_Your objective_
Give every line again exactly as it appears, please, but not the pictures.

_Figure record extracts_
|---|

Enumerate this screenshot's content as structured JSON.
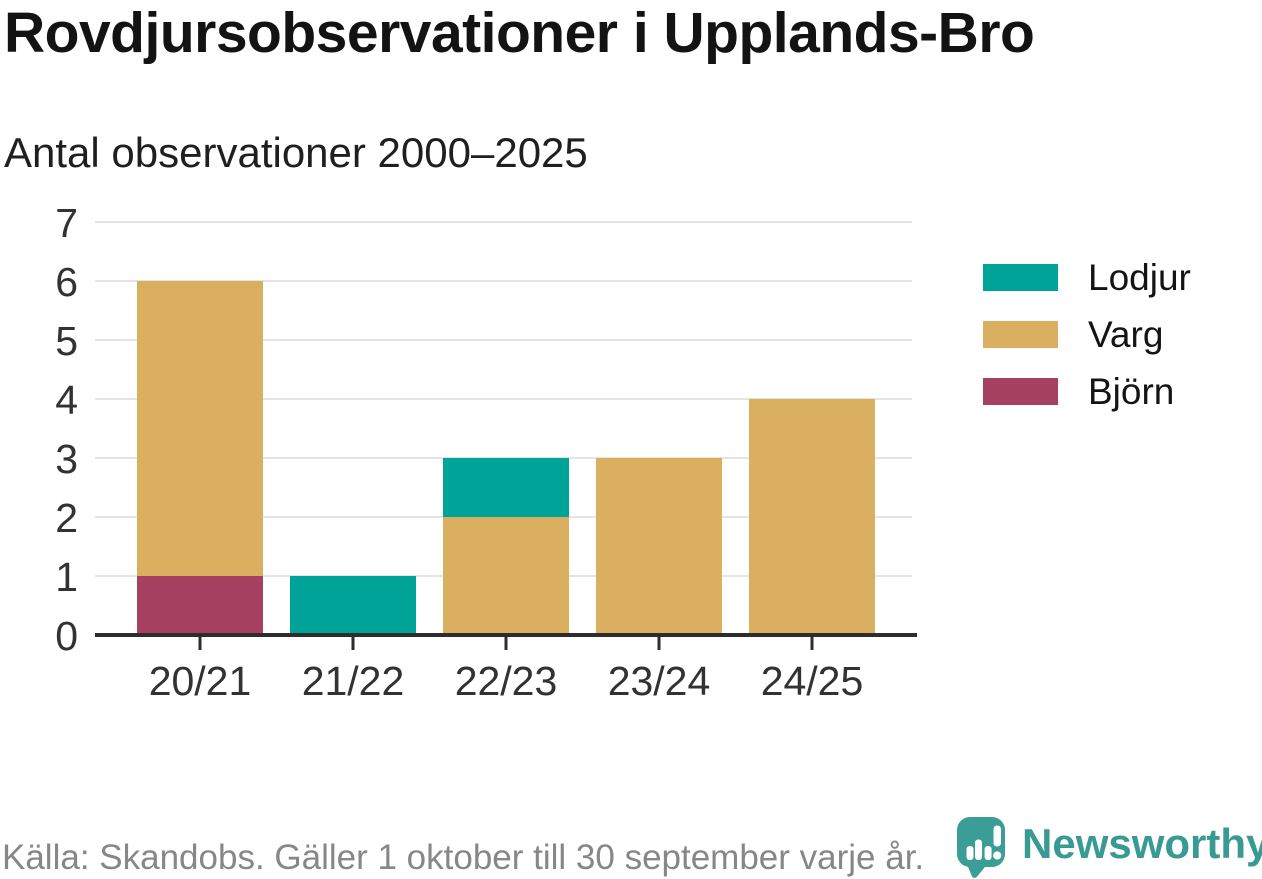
{
  "chart_data": {
    "type": "bar",
    "stacked": true,
    "title": "Rovdjursobservationer i Upplands-Bro",
    "subtitle": "Antal observationer 2000–2025",
    "categories": [
      "20/21",
      "21/22",
      "22/23",
      "23/24",
      "24/25"
    ],
    "series": [
      {
        "name": "Lodjur",
        "color": "#00a398",
        "values": [
          0,
          1,
          1,
          0,
          0
        ]
      },
      {
        "name": "Varg",
        "color": "#dab060",
        "values": [
          5,
          0,
          2,
          3,
          4
        ]
      },
      {
        "name": "Björn",
        "color": "#a64060",
        "values": [
          1,
          0,
          0,
          0,
          0
        ]
      }
    ],
    "stack_order_bottom_to_top": [
      "Björn",
      "Varg",
      "Lodjur"
    ],
    "stack_totals": [
      6,
      1,
      3,
      3,
      4
    ],
    "ylim": [
      0,
      7
    ],
    "yticks": [
      0,
      1,
      2,
      3,
      4,
      5,
      6,
      7
    ],
    "grid": true,
    "legend_position": "right",
    "colors": {
      "grid": "#e4e4e4",
      "axis": "#2d2d2d",
      "tick_label": "#323232"
    }
  },
  "footer": {
    "source": "Källa: Skandobs. Gäller 1 oktober till 30 september varje år.",
    "brand": "Newsworthy",
    "brand_color": "#399a93"
  },
  "icons": {
    "brand": "speech-bubble-bar-chart-icon"
  }
}
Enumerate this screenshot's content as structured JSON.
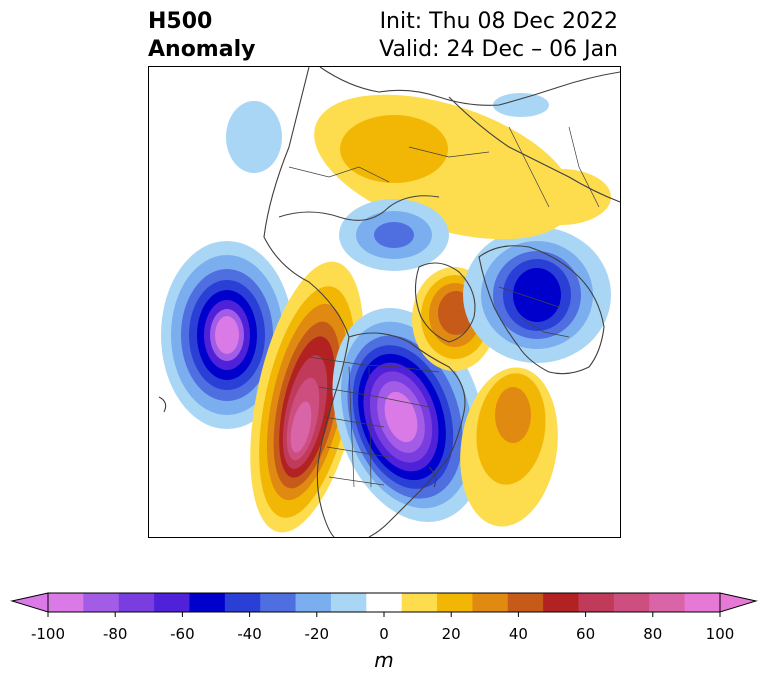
{
  "header": {
    "field_line1": "H500",
    "field_line2": "Anomaly",
    "init_text": "Init: Thu 08 Dec 2022",
    "valid_text": "Valid: 24 Dec – 06 Jan"
  },
  "colorbar": {
    "unit": "m",
    "tick_labels": [
      "-100",
      "-80",
      "-60",
      "-40",
      "-20",
      "0",
      "20",
      "40",
      "60",
      "80",
      "100"
    ],
    "levels": [
      -100,
      -90,
      -80,
      -70,
      -60,
      -50,
      -40,
      -30,
      -20,
      -10,
      10,
      20,
      30,
      40,
      50,
      60,
      70,
      80,
      90,
      100
    ],
    "colors": [
      "#d97ae6",
      "#a35ce6",
      "#7a3ee0",
      "#4f22d9",
      "#0000cc",
      "#2a3fd6",
      "#4f6ee0",
      "#7aaeee",
      "#aad6f5",
      "#ffffff",
      "#fddc4e",
      "#f2b705",
      "#e08a12",
      "#c65a18",
      "#b22222",
      "#c03a5a",
      "#cc4f80",
      "#d965a8",
      "#e678d6"
    ],
    "extend": "both"
  },
  "map": {
    "projection": "polar-stereographic",
    "field": "500 hPa geopotential height anomaly",
    "anomaly_centers": [
      {
        "region": "north-pacific",
        "sign": "negative",
        "peak_m": -95
      },
      {
        "region": "west-north-america",
        "sign": "positive",
        "peak_m": 90
      },
      {
        "region": "east-north-america",
        "sign": "negative",
        "peak_m": -100
      },
      {
        "region": "greenland",
        "sign": "positive",
        "peak_m": 55
      },
      {
        "region": "north-atlantic",
        "sign": "positive",
        "peak_m": 35
      },
      {
        "region": "europe",
        "sign": "negative",
        "peak_m": -60
      },
      {
        "region": "siberia",
        "sign": "positive",
        "peak_m": 25
      },
      {
        "region": "arctic",
        "sign": "negative",
        "peak_m": -30
      }
    ]
  }
}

|---|

_Output below_
Enumerate this screenshot's content as structured JSON.
{
  "chart_data": {
    "type": "bar",
    "stacked": true,
    "title": "Rovdjursobservationer i Upplands-Bro",
    "subtitle": "Antal observationer 2000–2025",
    "categories": [
      "20/21",
      "21/22",
      "22/23",
      "23/24",
      "24/25"
    ],
    "series": [
      {
        "name": "Lodjur",
        "color": "#00a398",
        "values": [
          0,
          1,
          1,
          0,
          0
        ]
      },
      {
        "name": "Varg",
        "color": "#dab060",
        "values": [
          5,
          0,
          2,
          3,
          4
        ]
      },
      {
        "name": "Björn",
        "color": "#a64060",
        "values": [
          1,
          0,
          0,
          0,
          0
        ]
      }
    ],
    "stack_order_bottom_to_top": [
      "Björn",
      "Varg",
      "Lodjur"
    ],
    "stack_totals": [
      6,
      1,
      3,
      3,
      4
    ],
    "ylim": [
      0,
      7
    ],
    "yticks": [
      0,
      1,
      2,
      3,
      4,
      5,
      6,
      7
    ],
    "grid": true,
    "legend_position": "right",
    "colors": {
      "grid": "#e4e4e4",
      "axis": "#2d2d2d",
      "tick_label": "#323232"
    }
  },
  "footer": {
    "source": "Källa: Skandobs. Gäller 1 oktober till 30 september varje år.",
    "brand": "Newsworthy",
    "brand_color": "#399a93"
  },
  "icons": {
    "brand": "speech-bubble-bar-chart-icon"
  }
}
Enumerate this screenshot's content as structured JSON.
{
  "header": {
    "field_line1": "H500",
    "field_line2": "Anomaly",
    "init_text": "Init: Thu 08 Dec 2022",
    "valid_text": "Valid: 24 Dec – 06 Jan"
  },
  "colorbar": {
    "unit": "m",
    "tick_labels": [
      "-100",
      "-80",
      "-60",
      "-40",
      "-20",
      "0",
      "20",
      "40",
      "60",
      "80",
      "100"
    ],
    "levels": [
      -100,
      -90,
      -80,
      -70,
      -60,
      -50,
      -40,
      -30,
      -20,
      -10,
      10,
      20,
      30,
      40,
      50,
      60,
      70,
      80,
      90,
      100
    ],
    "colors": [
      "#d97ae6",
      "#a35ce6",
      "#7a3ee0",
      "#4f22d9",
      "#0000cc",
      "#2a3fd6",
      "#4f6ee0",
      "#7aaeee",
      "#aad6f5",
      "#ffffff",
      "#fddc4e",
      "#f2b705",
      "#e08a12",
      "#c65a18",
      "#b22222",
      "#c03a5a",
      "#cc4f80",
      "#d965a8",
      "#e678d6"
    ],
    "extend": "both"
  },
  "map": {
    "projection": "polar-stereographic",
    "field": "500 hPa geopotential height anomaly",
    "anomaly_centers": [
      {
        "region": "north-pacific",
        "sign": "negative",
        "peak_m": -95
      },
      {
        "region": "west-north-america",
        "sign": "positive",
        "peak_m": 90
      },
      {
        "region": "east-north-america",
        "sign": "negative",
        "peak_m": -100
      },
      {
        "region": "greenland",
        "sign": "positive",
        "peak_m": 55
      },
      {
        "region": "north-atlantic",
        "sign": "positive",
        "peak_m": 35
      },
      {
        "region": "europe",
        "sign": "negative",
        "peak_m": -60
      },
      {
        "region": "siberia",
        "sign": "positive",
        "peak_m": 25
      },
      {
        "region": "arctic",
        "sign": "negative",
        "peak_m": -30
      }
    ]
  }
}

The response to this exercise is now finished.